* start Given entries *
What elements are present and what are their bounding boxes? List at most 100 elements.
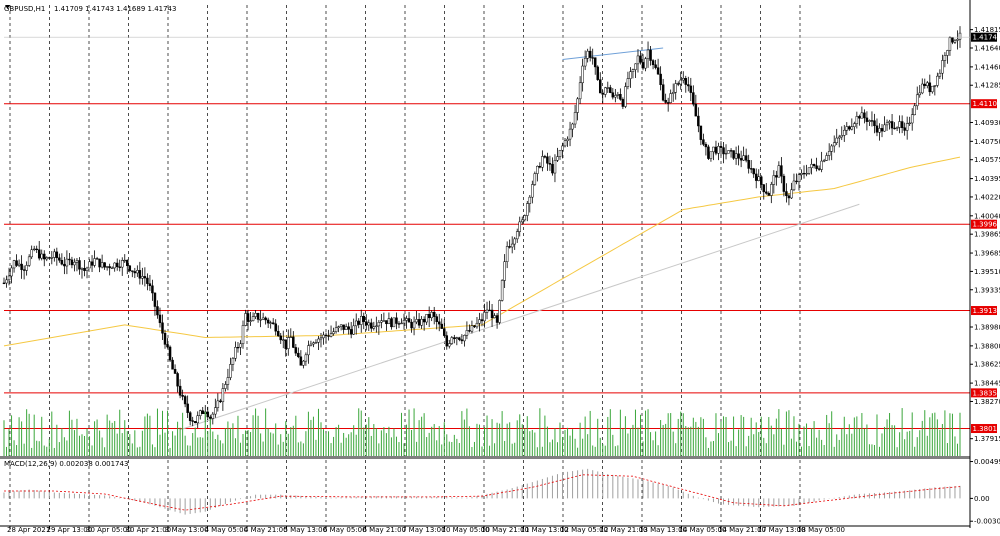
level-price-label-0: 1.41109 <box>973 100 1000 108</box>
time-tick-label-13: 11 May 13:00 <box>521 526 569 534</box>
candle-body <box>402 320 406 324</box>
candle-body <box>45 257 49 260</box>
candle-body <box>151 285 154 294</box>
candle-body <box>156 306 159 316</box>
candle-body <box>541 156 544 168</box>
candle-body <box>800 172 803 175</box>
candle-body <box>405 318 408 321</box>
candle-body <box>48 257 51 259</box>
trendlines[interactable] <box>179 47 860 431</box>
candle-body <box>578 82 582 100</box>
candle-body <box>279 335 282 341</box>
time-tick-label-15: 12 May 21:00 <box>600 526 648 534</box>
candle-body <box>50 257 54 259</box>
candle-body <box>513 238 516 245</box>
candle-body <box>211 413 215 419</box>
candle-body <box>817 168 821 170</box>
price-tick-label-0: 1.41815 <box>974 26 1000 34</box>
candle-body <box>430 311 433 319</box>
candle-body <box>75 260 79 263</box>
candle-body <box>933 85 937 87</box>
price-tick-label-13: 1.39685 <box>974 250 1000 258</box>
candle-body <box>302 360 305 366</box>
candle-body <box>687 84 690 87</box>
candle-body <box>921 83 924 94</box>
candle-body <box>329 333 333 337</box>
candle-body <box>767 193 771 196</box>
level-price-label-4: 1.38012 <box>973 425 1000 433</box>
candle-body <box>397 323 401 325</box>
candle-body <box>636 55 640 65</box>
candle-body <box>158 314 162 324</box>
candle-body <box>171 359 174 370</box>
candle-body <box>488 309 491 312</box>
candle-body <box>546 156 549 164</box>
time-tick-label-3: 30 Apr 21:00 <box>126 526 172 534</box>
candle-body <box>284 339 288 349</box>
candle-body <box>166 344 169 348</box>
candle-body <box>377 322 381 327</box>
price-tick-label-2: 1.41460 <box>974 63 1000 71</box>
candle-body <box>118 266 121 268</box>
candle-body <box>236 346 240 349</box>
candle-body <box>938 72 942 77</box>
candle-body <box>498 300 501 323</box>
collapse-triangle-icon[interactable] <box>5 5 10 9</box>
candle-body <box>309 343 313 346</box>
time-tick-label-6: 4 May 21:00 <box>244 526 288 534</box>
candle-body <box>193 421 197 424</box>
horizontal-levels[interactable]: 1.41109 1.39960 1.39137 1.38352 1.38012 <box>4 99 1000 434</box>
candle-body <box>870 120 874 122</box>
candle-body <box>30 249 33 258</box>
candle-body <box>722 147 725 155</box>
candle-body <box>641 62 645 69</box>
candle-body <box>349 329 353 335</box>
candle-body <box>493 315 496 319</box>
candle-body <box>931 85 934 93</box>
candle-body <box>558 149 562 157</box>
candle-body <box>820 160 823 170</box>
candle-body <box>571 123 574 130</box>
candle-body <box>762 184 766 193</box>
candle-body <box>923 83 927 86</box>
candle-body <box>10 267 13 277</box>
candle-body <box>365 321 368 326</box>
candle-body <box>468 330 471 332</box>
candle-body <box>183 396 187 405</box>
candle-body <box>566 138 569 142</box>
trendline-0[interactable] <box>179 203 860 431</box>
time-tick-label-8: 6 May 05:00 <box>323 526 367 534</box>
candle-body <box>95 258 99 260</box>
candle-body <box>908 122 911 125</box>
candle-body <box>505 246 509 262</box>
candle-body <box>827 151 831 156</box>
candle-body <box>251 316 255 321</box>
candle-body <box>282 339 285 341</box>
candle-body <box>880 128 884 132</box>
candle-body <box>732 150 735 159</box>
time-tick-label-20: 18 May 05:00 <box>797 526 845 534</box>
candle-body <box>666 102 670 104</box>
candle-body <box>359 315 363 325</box>
candles <box>2 26 962 429</box>
candle-body <box>853 123 856 128</box>
candle-body <box>261 317 265 320</box>
candle-body <box>198 410 202 416</box>
candle-body <box>88 261 91 269</box>
candle-body <box>780 165 783 177</box>
candle-body <box>186 403 189 413</box>
candle-body <box>370 322 373 329</box>
candle-body <box>948 37 952 51</box>
candle-body <box>651 60 655 66</box>
candle-body <box>322 334 325 339</box>
candle-body <box>825 155 828 161</box>
candle-body <box>752 168 755 175</box>
candle-body <box>946 50 949 56</box>
trendline-1[interactable] <box>562 47 664 61</box>
candle-body <box>480 319 484 322</box>
candle-body <box>70 259 74 266</box>
candle-body <box>126 259 129 267</box>
candle-body <box>382 320 386 322</box>
candle-body <box>855 116 859 124</box>
candle-body <box>689 85 693 93</box>
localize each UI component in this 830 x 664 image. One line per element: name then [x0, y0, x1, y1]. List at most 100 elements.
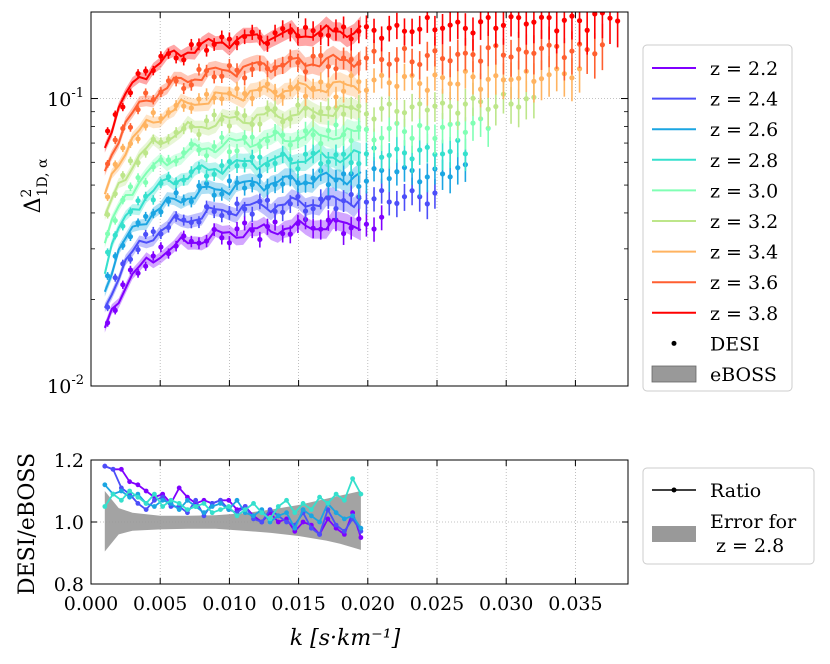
- legend-ratio-marker: [671, 487, 677, 493]
- eboss-lines: [103, 24, 362, 329]
- desi-point: [417, 147, 423, 153]
- desi-point: [561, 17, 567, 23]
- desi-point: [173, 55, 179, 61]
- desi-point: [508, 14, 514, 20]
- ylabel-sup: 2: [19, 189, 35, 198]
- desi-point: [249, 181, 255, 188]
- desi-point: [417, 26, 423, 32]
- desi-point: [576, 66, 583, 72]
- desi-point: [105, 161, 111, 167]
- desi-point: [363, 199, 370, 205]
- desi-point: [455, 51, 461, 57]
- ratio-point: [259, 510, 265, 516]
- desi-point: [599, 42, 605, 48]
- desi-point: [280, 26, 286, 32]
- desi-point: [280, 181, 286, 187]
- desi-point: [150, 67, 156, 74]
- desi-point: [219, 34, 225, 40]
- desi-point: [226, 178, 233, 184]
- legend-desi-label: DESI: [710, 333, 760, 355]
- desi-point: [310, 175, 316, 181]
- desi-point: [165, 174, 172, 180]
- desi-point: [203, 47, 210, 53]
- desi-point: [158, 89, 164, 95]
- desi-point: [249, 95, 255, 101]
- desi-point: [576, 18, 583, 24]
- top-ytick-label-1-exp: -1: [71, 86, 84, 101]
- desi-point: [257, 143, 263, 150]
- desi-point: [348, 104, 354, 111]
- desi-point: [188, 141, 194, 147]
- top-panel: 10-1 10-2 Δ21D, α: [19, 11, 629, 398]
- desi-point: [523, 49, 529, 55]
- ratio-point: [176, 485, 182, 491]
- desi-point: [158, 53, 164, 59]
- desi-point: [607, 15, 613, 21]
- desi-point: [173, 213, 179, 219]
- desi-point: [386, 199, 392, 205]
- desi-point: [462, 25, 468, 32]
- desi-point: [318, 52, 324, 59]
- legend-error-patch: [652, 526, 696, 542]
- desi-point: [196, 219, 202, 225]
- desi-point: [340, 171, 347, 177]
- desi-point: [523, 21, 529, 27]
- desi-point: [417, 101, 423, 107]
- desi-point: [371, 27, 377, 33]
- desi-point: [105, 231, 111, 237]
- desi-point: [546, 14, 552, 21]
- desi-point: [363, 151, 370, 157]
- desi-point: [211, 74, 217, 80]
- desi-point: [181, 177, 187, 183]
- desi-point: [531, 78, 537, 84]
- desi-point: [325, 32, 331, 39]
- desi-point: [599, 12, 605, 16]
- top-legend-frame: [642, 44, 793, 392]
- desi-point: [143, 68, 149, 74]
- ratio-point: [341, 516, 347, 522]
- desi-point: [348, 137, 354, 144]
- desi-point: [569, 13, 575, 19]
- ratio-point: [102, 482, 108, 488]
- desi-point: [340, 198, 347, 204]
- desi-point: [188, 41, 194, 48]
- desi-point: [615, 18, 621, 24]
- desi-point: [500, 52, 507, 58]
- ratio-point: [317, 519, 322, 525]
- desi-point: [386, 175, 392, 182]
- desi-point: [249, 66, 255, 72]
- legend-label-4: z = 3.0: [710, 180, 778, 202]
- desi-point: [333, 217, 339, 223]
- desi-point: [485, 76, 491, 82]
- desi-point: [325, 159, 331, 165]
- desi-point: [127, 158, 134, 164]
- desi-point: [280, 62, 286, 68]
- desi-point: [127, 234, 134, 240]
- desi-point: [508, 54, 514, 60]
- desi-point: [348, 225, 354, 231]
- desi-point: [318, 79, 324, 85]
- legend-label-8: z = 3.8: [710, 303, 778, 325]
- ratio-point: [341, 497, 347, 503]
- desi-point: [318, 196, 324, 202]
- legend-error-label: Error for z = 2.8: [710, 511, 802, 557]
- desi-point: [242, 33, 248, 40]
- ratio-point: [160, 504, 166, 509]
- top-plot-area: [103, 12, 621, 333]
- desi-point: [546, 72, 552, 78]
- desi-point: [287, 55, 293, 61]
- desi-point: [181, 233, 187, 239]
- desi-point: [242, 75, 248, 81]
- desi-point: [318, 140, 324, 147]
- desi-point: [165, 157, 172, 163]
- desi-point: [226, 149, 233, 155]
- ratio-point: [176, 501, 182, 506]
- desi-point: [363, 24, 370, 30]
- desi-point: [401, 150, 408, 156]
- legend-label-3: z = 2.8: [710, 150, 778, 172]
- desi-point: [112, 161, 118, 167]
- top-ylabel: Δ21D, α: [19, 158, 51, 213]
- desi-point: [181, 150, 187, 156]
- desi-point: [371, 226, 377, 232]
- desi-point: [264, 183, 271, 190]
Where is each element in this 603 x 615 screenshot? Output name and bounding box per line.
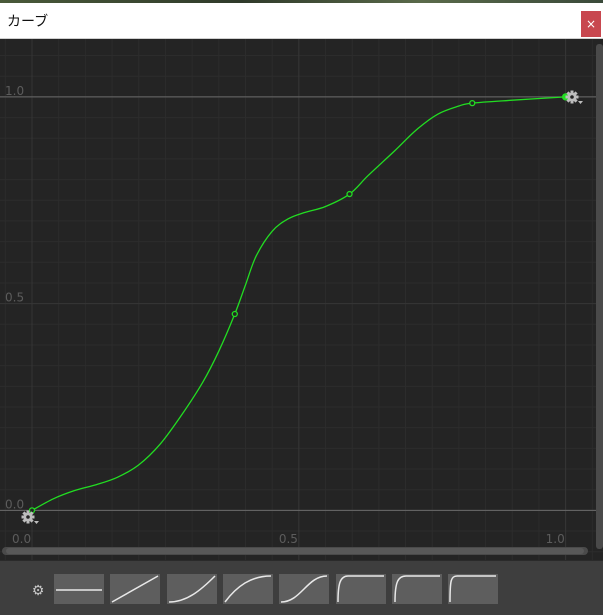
- close-button[interactable]: ×: [581, 11, 601, 37]
- preset-step-start-soft[interactable]: [336, 574, 386, 604]
- vertical-scrollbar[interactable]: [596, 44, 603, 549]
- y-tick-label: 1.0: [5, 84, 24, 98]
- keyframe-point[interactable]: [231, 310, 238, 318]
- preset-ease-out[interactable]: [223, 574, 273, 604]
- window-top-edge: [0, 0, 603, 3]
- x-tick-label: 0.5: [279, 532, 298, 546]
- gear-dropdown-icon[interactable]: [565, 90, 584, 105]
- preset-ease-in-out[interactable]: [279, 574, 329, 604]
- curve-editor[interactable]: 0.0 0.5 1.0 0.0 0.5 1.0: [0, 39, 603, 560]
- horizontal-scrollbar[interactable]: [2, 547, 588, 555]
- preset-constant[interactable]: [54, 574, 104, 604]
- y-tick-label: 0.0: [5, 497, 24, 511]
- preset-linear[interactable]: [110, 574, 160, 604]
- curve-plot[interactable]: 0.0 0.5 1.0 0.0 0.5 1.0: [0, 39, 603, 560]
- keyframe-point[interactable]: [469, 99, 476, 107]
- window-title: カーブ: [7, 14, 49, 30]
- preset-ease-in[interactable]: [167, 574, 217, 604]
- curve-line: [31, 96, 566, 511]
- x-tick-label: 0.0: [12, 532, 31, 546]
- gear-dropdown-icon[interactable]: [21, 510, 40, 525]
- y-tick-label: 0.5: [5, 291, 24, 305]
- preset-step-start-mid[interactable]: [392, 574, 442, 604]
- preset-step-start-sharp[interactable]: [448, 574, 498, 604]
- preset-gear-icon[interactable]: ⚙: [31, 583, 45, 599]
- preset-bar: ⚙: [0, 560, 603, 615]
- x-tick-label: 1.0: [546, 532, 565, 546]
- horizontal-scrollbar-thumb[interactable]: [6, 548, 584, 554]
- keyframe-point[interactable]: [346, 190, 353, 198]
- title-bar[interactable]: カーブ ×: [0, 3, 603, 39]
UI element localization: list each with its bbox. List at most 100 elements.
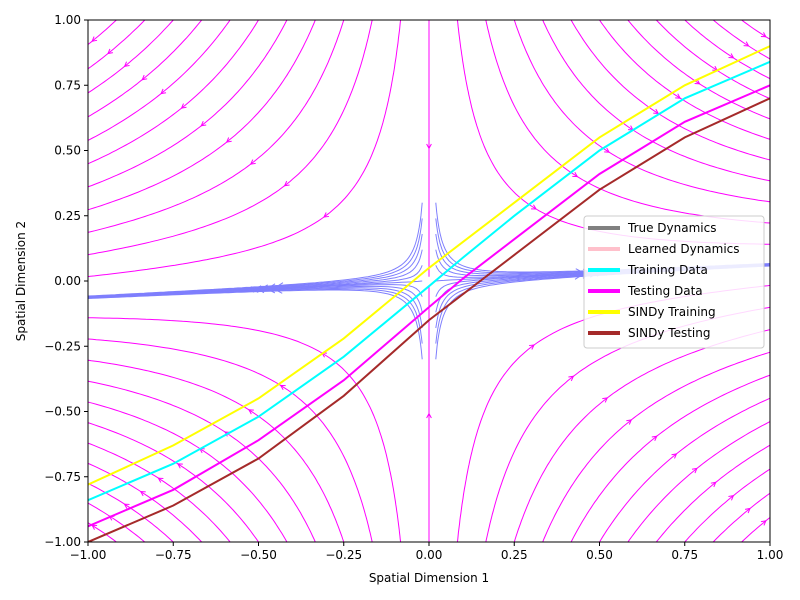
streamline (88, 202, 423, 297)
streamline (88, 317, 402, 542)
series-line (88, 60, 770, 502)
y-tick-label: −0.50 (44, 405, 81, 419)
stream-arrow (651, 435, 658, 442)
x-tick-label: 0.50 (586, 548, 613, 562)
series-line (88, 84, 770, 528)
stream-arrow (426, 412, 432, 419)
streamline (712, 492, 770, 542)
stream-arrow (225, 137, 232, 143)
y-axis: −1.00 −0.75 −0.50 −0.25 0.00 0.25 0.50 0.75 1.00 (44, 13, 88, 549)
stream-arrow (710, 481, 717, 488)
stream-arrow (277, 282, 284, 288)
stream-arrow (269, 283, 276, 290)
stream-arrow (283, 180, 290, 187)
streamline (88, 20, 288, 188)
streamline (570, 374, 770, 542)
x-tick-label: −1.00 (70, 548, 107, 562)
streamline (88, 462, 203, 542)
stream-arrow (247, 409, 254, 415)
streamline (88, 20, 146, 70)
x-tick-label: 0.25 (501, 548, 528, 562)
streamline (599, 20, 770, 140)
stream-arrow (728, 495, 735, 501)
y-tick-label: −0.75 (44, 470, 81, 484)
streamline (88, 359, 345, 542)
y-tick-label: 0.75 (54, 78, 81, 92)
stream-arrow (675, 93, 682, 99)
stream-arrow (671, 453, 678, 459)
stream-arrow (426, 143, 432, 150)
streamline (570, 20, 770, 161)
stream-arrow (528, 344, 535, 350)
x-tick-label: −0.75 (155, 548, 192, 562)
x-axis-title: Spatial Dimension 1 (369, 571, 489, 585)
streamline (741, 516, 770, 542)
stream-arrow (279, 384, 286, 390)
stream-arrow (575, 268, 582, 274)
x-tick-label: −0.25 (325, 548, 362, 562)
streamline (741, 20, 770, 40)
stream-arrow (604, 147, 611, 153)
stream-arrow (568, 375, 575, 382)
y-tick-label: −1.00 (44, 535, 81, 549)
legend-label: SINDy Testing (628, 326, 710, 340)
stream-arrow (160, 88, 167, 95)
streamline (627, 20, 770, 120)
series-layer (88, 45, 770, 542)
legend-label: True Dynamics (627, 221, 716, 235)
stream-arrow (572, 172, 579, 178)
stream-arrow (157, 477, 164, 483)
stream-arrow (139, 490, 146, 497)
y-tick-label: 0.50 (54, 144, 81, 158)
streamline (684, 468, 770, 542)
streamline (655, 20, 770, 100)
stream-arrow (602, 397, 609, 403)
stream-arrow (107, 48, 113, 55)
stream-arrow (249, 159, 256, 165)
stream-arrow (691, 467, 698, 474)
legend-label: Training Data (627, 263, 708, 277)
stream-arrow (200, 120, 207, 127)
x-axis: −1.00 −0.75 −0.50 −0.25 0.00 0.25 0.50 0.75 1.00 (70, 542, 784, 562)
stream-arrow (760, 32, 767, 38)
stream-arrow (760, 520, 767, 526)
stream-arrow (123, 61, 130, 68)
streamline (88, 442, 231, 542)
streamline (88, 422, 259, 542)
streamline (655, 444, 770, 542)
series-line (88, 97, 770, 542)
y-axis-title: Spatial Dimension 2 (14, 221, 28, 341)
stream-arrow (694, 79, 701, 85)
streamline (88, 20, 117, 46)
stream-arrow (323, 212, 330, 218)
stream-arrow (728, 53, 735, 59)
stream-arrow (531, 204, 537, 210)
y-tick-label: 0.25 (54, 209, 81, 223)
streamline (88, 20, 203, 118)
stream-arrow (745, 507, 751, 514)
stream-arrow (176, 463, 183, 469)
streamline (88, 20, 402, 278)
stream-arrow (91, 36, 98, 42)
streamline (88, 20, 345, 233)
stream-arrow (180, 103, 187, 109)
x-tick-label: −0.50 (240, 548, 277, 562)
streamline (88, 522, 117, 542)
y-tick-label: 0.00 (54, 274, 81, 288)
x-tick-label: 0.75 (671, 548, 698, 562)
legend-label: Learned Dynamics (628, 242, 740, 256)
legend-box (583, 215, 765, 349)
streamline (88, 338, 373, 542)
x-tick-label: 1.00 (757, 548, 784, 562)
series-line (88, 45, 770, 486)
streamline (513, 20, 770, 203)
stream-arrow (743, 41, 750, 47)
y-tick-label: −0.25 (44, 339, 81, 353)
streamline (88, 401, 288, 542)
stream-arrow (123, 503, 130, 509)
legend-label: Testing Data (627, 284, 703, 298)
stream-arrow (626, 419, 633, 425)
legend: True Dynamics Learned Dynamics Training Da… (583, 215, 765, 349)
stream-arrow (141, 74, 148, 81)
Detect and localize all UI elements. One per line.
* end Given entries *
** Exercise instructions **
List every line in the entries above that contains the string "gear", matching case exactly.

** Written solution **
- gear-dropdown-icon[interactable]: [565, 90, 584, 105]
- gear-dropdown-icon[interactable]: [21, 510, 40, 525]
- preset-gear-icon[interactable]: ⚙: [31, 583, 45, 599]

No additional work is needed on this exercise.